Repeat the material verbatim and drop the pictures.

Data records
[START]

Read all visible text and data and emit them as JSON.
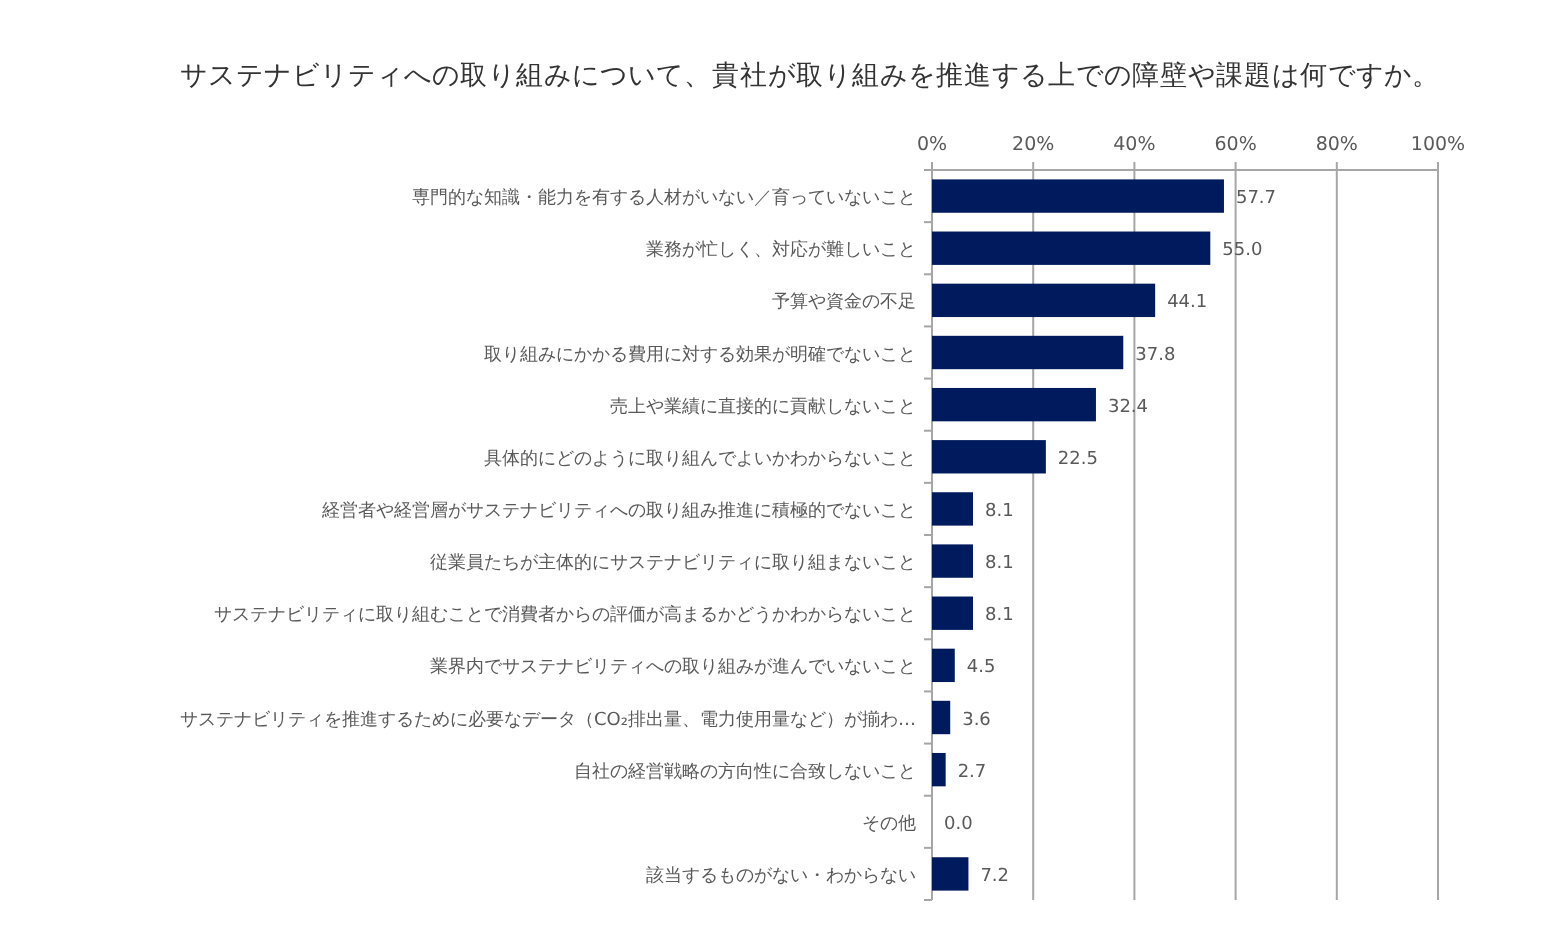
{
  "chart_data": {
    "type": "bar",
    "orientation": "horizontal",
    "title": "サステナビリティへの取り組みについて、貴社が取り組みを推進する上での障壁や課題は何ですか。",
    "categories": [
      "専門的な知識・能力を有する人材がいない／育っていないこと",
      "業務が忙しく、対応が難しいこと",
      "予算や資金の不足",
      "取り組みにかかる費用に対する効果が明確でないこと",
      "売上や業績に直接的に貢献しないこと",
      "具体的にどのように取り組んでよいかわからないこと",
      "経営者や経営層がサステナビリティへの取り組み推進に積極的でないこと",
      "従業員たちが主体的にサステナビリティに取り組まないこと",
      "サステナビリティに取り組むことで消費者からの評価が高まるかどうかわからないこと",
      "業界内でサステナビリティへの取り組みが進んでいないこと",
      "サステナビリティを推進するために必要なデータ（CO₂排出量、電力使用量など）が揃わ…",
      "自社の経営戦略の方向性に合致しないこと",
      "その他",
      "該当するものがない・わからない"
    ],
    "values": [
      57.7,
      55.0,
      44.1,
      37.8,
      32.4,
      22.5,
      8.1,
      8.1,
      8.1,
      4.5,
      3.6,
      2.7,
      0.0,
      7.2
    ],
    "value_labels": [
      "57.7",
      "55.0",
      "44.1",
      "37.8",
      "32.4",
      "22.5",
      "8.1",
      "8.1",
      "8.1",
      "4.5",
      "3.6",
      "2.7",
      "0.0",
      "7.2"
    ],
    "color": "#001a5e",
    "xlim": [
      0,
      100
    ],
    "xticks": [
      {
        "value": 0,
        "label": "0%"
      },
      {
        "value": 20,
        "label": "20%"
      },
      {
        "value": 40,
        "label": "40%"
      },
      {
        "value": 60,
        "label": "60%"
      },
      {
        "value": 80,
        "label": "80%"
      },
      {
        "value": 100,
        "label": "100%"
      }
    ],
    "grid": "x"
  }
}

[END]

● **Problem solution**:
Read all visible text and data and emit them as JSON.
{
  "chart_data": {
    "type": "bar",
    "orientation": "horizontal",
    "title": "サステナビリティへの取り組みについて、貴社が取り組みを推進する上での障壁や課題は何ですか。",
    "categories": [
      "専門的な知識・能力を有する人材がいない／育っていないこと",
      "業務が忙しく、対応が難しいこと",
      "予算や資金の不足",
      "取り組みにかかる費用に対する効果が明確でないこと",
      "売上や業績に直接的に貢献しないこと",
      "具体的にどのように取り組んでよいかわからないこと",
      "経営者や経営層がサステナビリティへの取り組み推進に積極的でないこと",
      "従業員たちが主体的にサステナビリティに取り組まないこと",
      "サステナビリティに取り組むことで消費者からの評価が高まるかどうかわからないこと",
      "業界内でサステナビリティへの取り組みが進んでいないこと",
      "サステナビリティを推進するために必要なデータ（CO₂排出量、電力使用量など）が揃わ…",
      "自社の経営戦略の方向性に合致しないこと",
      "その他",
      "該当するものがない・わからない"
    ],
    "values": [
      57.7,
      55.0,
      44.1,
      37.8,
      32.4,
      22.5,
      8.1,
      8.1,
      8.1,
      4.5,
      3.6,
      2.7,
      0.0,
      7.2
    ],
    "value_labels": [
      "57.7",
      "55.0",
      "44.1",
      "37.8",
      "32.4",
      "22.5",
      "8.1",
      "8.1",
      "8.1",
      "4.5",
      "3.6",
      "2.7",
      "0.0",
      "7.2"
    ],
    "color": "#001a5e",
    "xlim": [
      0,
      100
    ],
    "xticks": [
      {
        "value": 0,
        "label": "0%"
      },
      {
        "value": 20,
        "label": "20%"
      },
      {
        "value": 40,
        "label": "40%"
      },
      {
        "value": 60,
        "label": "60%"
      },
      {
        "value": 80,
        "label": "80%"
      },
      {
        "value": 100,
        "label": "100%"
      }
    ],
    "grid": "x"
  }
}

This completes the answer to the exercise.